--- Saved entries ---
━━━━━━━━━━━━━━━━━━━━━━━━━━━━━━

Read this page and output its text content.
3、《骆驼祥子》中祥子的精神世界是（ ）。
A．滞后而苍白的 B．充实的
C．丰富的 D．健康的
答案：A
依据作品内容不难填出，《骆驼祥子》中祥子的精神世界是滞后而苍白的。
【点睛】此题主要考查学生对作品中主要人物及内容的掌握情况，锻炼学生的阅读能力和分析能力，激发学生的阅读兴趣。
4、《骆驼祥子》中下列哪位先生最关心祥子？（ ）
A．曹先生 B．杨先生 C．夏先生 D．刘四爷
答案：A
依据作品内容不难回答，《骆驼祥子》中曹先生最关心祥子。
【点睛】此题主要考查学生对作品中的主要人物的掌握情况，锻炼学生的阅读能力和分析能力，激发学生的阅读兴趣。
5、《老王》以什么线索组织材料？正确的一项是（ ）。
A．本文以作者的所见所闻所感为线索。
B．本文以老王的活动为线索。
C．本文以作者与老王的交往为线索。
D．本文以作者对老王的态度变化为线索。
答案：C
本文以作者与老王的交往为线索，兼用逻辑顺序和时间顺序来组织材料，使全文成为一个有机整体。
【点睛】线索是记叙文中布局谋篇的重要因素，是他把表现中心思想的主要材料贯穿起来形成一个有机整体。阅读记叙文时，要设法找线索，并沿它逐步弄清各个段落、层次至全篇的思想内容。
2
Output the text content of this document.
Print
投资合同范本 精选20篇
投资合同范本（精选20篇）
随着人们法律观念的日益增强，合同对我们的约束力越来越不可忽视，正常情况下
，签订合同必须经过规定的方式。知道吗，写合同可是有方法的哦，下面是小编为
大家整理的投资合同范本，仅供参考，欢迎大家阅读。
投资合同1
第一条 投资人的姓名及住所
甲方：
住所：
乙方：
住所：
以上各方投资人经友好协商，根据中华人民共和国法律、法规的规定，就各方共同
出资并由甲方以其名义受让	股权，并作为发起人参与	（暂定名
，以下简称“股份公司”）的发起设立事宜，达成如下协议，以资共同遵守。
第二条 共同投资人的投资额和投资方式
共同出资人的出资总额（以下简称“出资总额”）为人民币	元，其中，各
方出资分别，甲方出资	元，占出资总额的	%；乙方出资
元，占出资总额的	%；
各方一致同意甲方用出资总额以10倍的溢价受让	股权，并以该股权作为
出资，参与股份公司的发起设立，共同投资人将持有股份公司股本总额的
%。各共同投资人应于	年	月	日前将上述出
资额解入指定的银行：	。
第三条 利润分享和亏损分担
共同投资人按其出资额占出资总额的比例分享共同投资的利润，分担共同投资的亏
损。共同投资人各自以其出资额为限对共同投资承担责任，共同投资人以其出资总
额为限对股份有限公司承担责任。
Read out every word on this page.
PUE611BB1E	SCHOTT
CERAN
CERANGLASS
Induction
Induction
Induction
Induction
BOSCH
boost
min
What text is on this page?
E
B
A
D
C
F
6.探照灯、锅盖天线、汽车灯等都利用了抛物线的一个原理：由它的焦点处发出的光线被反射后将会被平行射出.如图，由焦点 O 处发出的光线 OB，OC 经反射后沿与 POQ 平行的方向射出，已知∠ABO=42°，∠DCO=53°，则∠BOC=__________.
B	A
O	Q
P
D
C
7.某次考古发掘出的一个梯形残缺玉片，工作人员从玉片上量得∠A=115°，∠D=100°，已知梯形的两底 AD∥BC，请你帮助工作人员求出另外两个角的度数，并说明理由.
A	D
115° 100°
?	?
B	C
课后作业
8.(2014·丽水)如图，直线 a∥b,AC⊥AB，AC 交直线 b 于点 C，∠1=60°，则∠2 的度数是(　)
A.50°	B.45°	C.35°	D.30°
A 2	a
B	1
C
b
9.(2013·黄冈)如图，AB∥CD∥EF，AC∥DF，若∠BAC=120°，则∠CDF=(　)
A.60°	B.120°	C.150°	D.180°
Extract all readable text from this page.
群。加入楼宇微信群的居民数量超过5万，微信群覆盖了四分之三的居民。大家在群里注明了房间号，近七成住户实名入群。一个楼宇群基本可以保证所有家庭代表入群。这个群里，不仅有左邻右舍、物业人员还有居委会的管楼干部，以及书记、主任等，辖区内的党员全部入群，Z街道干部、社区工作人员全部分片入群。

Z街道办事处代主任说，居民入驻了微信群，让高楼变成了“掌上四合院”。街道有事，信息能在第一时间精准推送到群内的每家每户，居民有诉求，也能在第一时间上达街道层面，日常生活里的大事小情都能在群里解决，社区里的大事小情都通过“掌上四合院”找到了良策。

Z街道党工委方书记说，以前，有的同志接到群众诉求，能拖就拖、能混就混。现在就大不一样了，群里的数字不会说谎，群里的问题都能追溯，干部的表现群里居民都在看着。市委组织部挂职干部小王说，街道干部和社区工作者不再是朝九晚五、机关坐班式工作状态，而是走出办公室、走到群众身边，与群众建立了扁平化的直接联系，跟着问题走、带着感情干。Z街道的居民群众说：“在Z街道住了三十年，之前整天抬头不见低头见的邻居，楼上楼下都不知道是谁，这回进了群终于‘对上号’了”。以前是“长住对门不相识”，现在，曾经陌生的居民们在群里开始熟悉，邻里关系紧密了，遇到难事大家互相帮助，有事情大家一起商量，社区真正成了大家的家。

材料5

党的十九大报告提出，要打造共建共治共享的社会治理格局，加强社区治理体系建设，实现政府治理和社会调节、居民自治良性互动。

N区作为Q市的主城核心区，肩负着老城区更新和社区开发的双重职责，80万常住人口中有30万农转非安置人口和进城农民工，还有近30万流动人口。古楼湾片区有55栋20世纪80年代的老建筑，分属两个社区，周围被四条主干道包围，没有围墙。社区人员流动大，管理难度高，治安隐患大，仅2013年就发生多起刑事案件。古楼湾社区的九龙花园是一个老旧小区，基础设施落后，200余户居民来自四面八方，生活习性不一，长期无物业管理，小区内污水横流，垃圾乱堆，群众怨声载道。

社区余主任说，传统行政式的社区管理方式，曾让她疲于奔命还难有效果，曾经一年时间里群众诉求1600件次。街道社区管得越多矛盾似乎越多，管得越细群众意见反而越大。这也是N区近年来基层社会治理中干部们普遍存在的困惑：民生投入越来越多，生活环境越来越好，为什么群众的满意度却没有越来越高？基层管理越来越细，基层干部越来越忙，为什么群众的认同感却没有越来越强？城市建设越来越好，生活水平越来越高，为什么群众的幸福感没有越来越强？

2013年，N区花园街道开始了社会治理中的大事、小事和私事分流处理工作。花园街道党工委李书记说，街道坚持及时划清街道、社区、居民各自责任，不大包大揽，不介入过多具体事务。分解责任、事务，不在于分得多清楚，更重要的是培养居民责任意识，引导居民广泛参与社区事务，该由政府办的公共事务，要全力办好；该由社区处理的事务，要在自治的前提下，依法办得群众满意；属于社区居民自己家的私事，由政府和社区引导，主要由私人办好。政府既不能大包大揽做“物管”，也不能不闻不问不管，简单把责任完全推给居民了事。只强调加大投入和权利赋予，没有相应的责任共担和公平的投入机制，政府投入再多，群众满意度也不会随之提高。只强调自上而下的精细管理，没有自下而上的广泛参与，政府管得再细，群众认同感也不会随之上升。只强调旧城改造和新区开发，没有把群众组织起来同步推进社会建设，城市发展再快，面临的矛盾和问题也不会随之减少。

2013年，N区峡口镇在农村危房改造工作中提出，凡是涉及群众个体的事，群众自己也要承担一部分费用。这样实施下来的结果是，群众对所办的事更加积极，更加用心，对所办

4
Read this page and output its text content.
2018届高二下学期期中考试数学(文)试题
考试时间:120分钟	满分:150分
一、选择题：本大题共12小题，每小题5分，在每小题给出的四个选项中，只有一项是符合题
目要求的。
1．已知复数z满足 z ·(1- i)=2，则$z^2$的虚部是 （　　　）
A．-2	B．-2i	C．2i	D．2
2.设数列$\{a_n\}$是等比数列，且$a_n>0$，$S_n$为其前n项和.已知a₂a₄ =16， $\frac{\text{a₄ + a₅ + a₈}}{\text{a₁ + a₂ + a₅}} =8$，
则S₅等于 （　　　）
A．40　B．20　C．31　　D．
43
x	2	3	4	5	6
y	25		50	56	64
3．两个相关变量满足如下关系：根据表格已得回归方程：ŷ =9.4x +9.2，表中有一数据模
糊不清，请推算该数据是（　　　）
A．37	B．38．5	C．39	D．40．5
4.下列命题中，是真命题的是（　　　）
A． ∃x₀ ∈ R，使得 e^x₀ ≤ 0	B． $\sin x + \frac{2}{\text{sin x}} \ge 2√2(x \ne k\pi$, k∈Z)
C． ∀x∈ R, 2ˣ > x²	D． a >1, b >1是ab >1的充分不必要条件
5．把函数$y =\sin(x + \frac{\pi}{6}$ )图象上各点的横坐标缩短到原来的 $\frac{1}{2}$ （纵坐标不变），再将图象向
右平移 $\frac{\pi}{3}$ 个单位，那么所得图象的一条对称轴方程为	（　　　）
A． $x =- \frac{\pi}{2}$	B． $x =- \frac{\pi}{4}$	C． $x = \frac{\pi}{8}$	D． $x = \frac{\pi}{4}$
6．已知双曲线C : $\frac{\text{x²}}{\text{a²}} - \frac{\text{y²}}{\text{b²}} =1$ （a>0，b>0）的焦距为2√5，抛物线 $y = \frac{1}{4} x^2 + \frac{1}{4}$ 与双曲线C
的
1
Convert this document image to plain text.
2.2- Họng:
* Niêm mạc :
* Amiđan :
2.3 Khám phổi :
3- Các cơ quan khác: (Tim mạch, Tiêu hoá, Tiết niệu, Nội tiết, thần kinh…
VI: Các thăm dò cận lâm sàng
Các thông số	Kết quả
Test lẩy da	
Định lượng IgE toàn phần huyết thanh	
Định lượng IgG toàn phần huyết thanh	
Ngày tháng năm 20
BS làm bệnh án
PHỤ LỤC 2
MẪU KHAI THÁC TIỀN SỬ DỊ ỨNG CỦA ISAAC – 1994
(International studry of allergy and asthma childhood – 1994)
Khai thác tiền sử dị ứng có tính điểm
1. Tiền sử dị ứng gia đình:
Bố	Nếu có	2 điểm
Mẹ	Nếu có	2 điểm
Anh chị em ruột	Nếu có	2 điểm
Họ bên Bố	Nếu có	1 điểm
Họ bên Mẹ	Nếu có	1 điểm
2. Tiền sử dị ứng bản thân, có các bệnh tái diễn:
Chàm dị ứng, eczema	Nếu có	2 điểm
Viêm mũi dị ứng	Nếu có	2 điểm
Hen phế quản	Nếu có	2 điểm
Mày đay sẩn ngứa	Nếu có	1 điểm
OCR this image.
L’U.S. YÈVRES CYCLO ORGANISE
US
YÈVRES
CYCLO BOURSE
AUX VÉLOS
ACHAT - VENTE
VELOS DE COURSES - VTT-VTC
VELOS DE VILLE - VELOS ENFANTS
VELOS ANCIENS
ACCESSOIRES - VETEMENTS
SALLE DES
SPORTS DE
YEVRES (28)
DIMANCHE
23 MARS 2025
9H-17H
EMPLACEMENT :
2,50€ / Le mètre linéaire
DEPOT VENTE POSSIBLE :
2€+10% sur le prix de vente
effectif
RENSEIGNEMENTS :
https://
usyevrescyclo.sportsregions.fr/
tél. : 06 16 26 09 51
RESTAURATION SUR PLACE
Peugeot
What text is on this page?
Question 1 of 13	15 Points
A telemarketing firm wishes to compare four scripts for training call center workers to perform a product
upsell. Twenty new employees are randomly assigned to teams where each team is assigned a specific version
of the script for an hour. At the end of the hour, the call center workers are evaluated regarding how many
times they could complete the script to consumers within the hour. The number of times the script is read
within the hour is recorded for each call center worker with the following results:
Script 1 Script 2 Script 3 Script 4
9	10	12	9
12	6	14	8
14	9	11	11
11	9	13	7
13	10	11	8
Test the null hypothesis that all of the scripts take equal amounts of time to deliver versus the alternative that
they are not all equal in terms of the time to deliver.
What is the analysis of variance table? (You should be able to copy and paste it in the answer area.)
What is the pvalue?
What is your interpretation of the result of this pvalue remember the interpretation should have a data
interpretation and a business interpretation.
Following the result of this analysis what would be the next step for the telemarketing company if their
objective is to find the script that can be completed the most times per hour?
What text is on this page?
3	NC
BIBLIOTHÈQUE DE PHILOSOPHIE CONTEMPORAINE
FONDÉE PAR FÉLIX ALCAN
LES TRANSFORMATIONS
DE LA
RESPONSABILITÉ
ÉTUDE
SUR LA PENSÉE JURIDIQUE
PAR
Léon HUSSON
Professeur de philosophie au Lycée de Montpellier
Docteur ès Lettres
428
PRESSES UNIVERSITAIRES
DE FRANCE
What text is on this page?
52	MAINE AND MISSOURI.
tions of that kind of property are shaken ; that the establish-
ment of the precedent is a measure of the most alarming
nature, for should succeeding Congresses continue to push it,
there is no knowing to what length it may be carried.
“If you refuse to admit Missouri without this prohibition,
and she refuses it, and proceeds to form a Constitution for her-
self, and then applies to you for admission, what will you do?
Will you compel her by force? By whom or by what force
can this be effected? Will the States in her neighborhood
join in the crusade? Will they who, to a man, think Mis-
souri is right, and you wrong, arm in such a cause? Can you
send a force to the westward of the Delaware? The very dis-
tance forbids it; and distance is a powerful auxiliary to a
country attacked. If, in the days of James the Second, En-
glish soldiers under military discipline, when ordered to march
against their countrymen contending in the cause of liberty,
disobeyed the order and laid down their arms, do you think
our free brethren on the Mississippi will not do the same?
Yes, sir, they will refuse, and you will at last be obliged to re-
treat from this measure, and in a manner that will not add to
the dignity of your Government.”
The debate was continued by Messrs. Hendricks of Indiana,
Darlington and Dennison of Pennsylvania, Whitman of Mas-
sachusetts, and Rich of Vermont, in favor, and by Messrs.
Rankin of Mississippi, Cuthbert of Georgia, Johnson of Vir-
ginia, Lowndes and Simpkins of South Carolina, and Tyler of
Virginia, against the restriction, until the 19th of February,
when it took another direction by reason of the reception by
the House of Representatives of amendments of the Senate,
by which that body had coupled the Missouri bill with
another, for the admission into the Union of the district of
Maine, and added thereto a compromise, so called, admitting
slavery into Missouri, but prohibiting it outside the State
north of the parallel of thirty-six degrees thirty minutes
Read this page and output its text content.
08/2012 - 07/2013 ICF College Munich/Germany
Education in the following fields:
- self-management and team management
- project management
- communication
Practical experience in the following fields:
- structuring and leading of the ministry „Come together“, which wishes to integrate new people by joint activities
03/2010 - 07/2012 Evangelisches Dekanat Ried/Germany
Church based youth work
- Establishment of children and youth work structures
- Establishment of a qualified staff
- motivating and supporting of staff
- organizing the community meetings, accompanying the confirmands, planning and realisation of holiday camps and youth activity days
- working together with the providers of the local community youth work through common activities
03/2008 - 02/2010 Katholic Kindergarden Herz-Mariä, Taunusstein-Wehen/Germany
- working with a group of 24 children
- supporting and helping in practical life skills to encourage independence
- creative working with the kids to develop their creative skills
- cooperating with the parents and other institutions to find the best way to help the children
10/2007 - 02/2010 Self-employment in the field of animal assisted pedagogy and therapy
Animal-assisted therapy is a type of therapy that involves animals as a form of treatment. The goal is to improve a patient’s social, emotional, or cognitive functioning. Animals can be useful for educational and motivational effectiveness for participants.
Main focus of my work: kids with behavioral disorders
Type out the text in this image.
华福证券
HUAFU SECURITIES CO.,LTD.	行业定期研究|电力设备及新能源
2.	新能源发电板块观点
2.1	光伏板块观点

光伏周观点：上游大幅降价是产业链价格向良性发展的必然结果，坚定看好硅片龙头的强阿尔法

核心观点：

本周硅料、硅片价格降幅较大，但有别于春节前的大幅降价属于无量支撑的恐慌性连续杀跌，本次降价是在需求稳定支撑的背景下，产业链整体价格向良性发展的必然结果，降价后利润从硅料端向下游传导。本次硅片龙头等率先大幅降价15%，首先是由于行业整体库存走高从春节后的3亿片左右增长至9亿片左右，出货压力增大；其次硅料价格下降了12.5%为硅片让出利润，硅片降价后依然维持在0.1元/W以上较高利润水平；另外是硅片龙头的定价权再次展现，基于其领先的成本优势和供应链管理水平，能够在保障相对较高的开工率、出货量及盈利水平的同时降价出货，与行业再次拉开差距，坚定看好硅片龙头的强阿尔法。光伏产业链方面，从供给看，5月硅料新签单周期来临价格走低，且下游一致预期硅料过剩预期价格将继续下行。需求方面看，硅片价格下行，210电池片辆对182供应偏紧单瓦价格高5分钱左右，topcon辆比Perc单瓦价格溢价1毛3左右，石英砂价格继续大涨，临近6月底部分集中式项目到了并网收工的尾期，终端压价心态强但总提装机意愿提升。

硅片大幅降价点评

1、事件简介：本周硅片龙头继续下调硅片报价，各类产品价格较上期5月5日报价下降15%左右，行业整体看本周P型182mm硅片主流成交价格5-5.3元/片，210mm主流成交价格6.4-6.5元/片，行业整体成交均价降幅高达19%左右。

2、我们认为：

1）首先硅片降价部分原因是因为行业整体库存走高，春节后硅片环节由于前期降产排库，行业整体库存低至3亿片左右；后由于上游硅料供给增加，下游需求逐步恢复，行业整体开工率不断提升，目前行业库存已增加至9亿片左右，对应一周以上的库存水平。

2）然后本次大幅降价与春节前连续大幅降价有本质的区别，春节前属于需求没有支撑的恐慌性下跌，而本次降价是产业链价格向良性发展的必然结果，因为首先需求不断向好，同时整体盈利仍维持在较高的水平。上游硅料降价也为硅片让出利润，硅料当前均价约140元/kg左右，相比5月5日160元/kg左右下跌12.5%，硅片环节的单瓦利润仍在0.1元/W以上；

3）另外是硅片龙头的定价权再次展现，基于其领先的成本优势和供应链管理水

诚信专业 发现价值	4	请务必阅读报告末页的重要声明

━━━━━━━━━━━━━━━━━━━━━━━━━━━━━━

--- Given instruction ---
Search the records above for the string "image". Copy every line that contains it.

--- Exercise answer ---
Convert this document image to plain text.
OCR this image.
Type out the text in this image.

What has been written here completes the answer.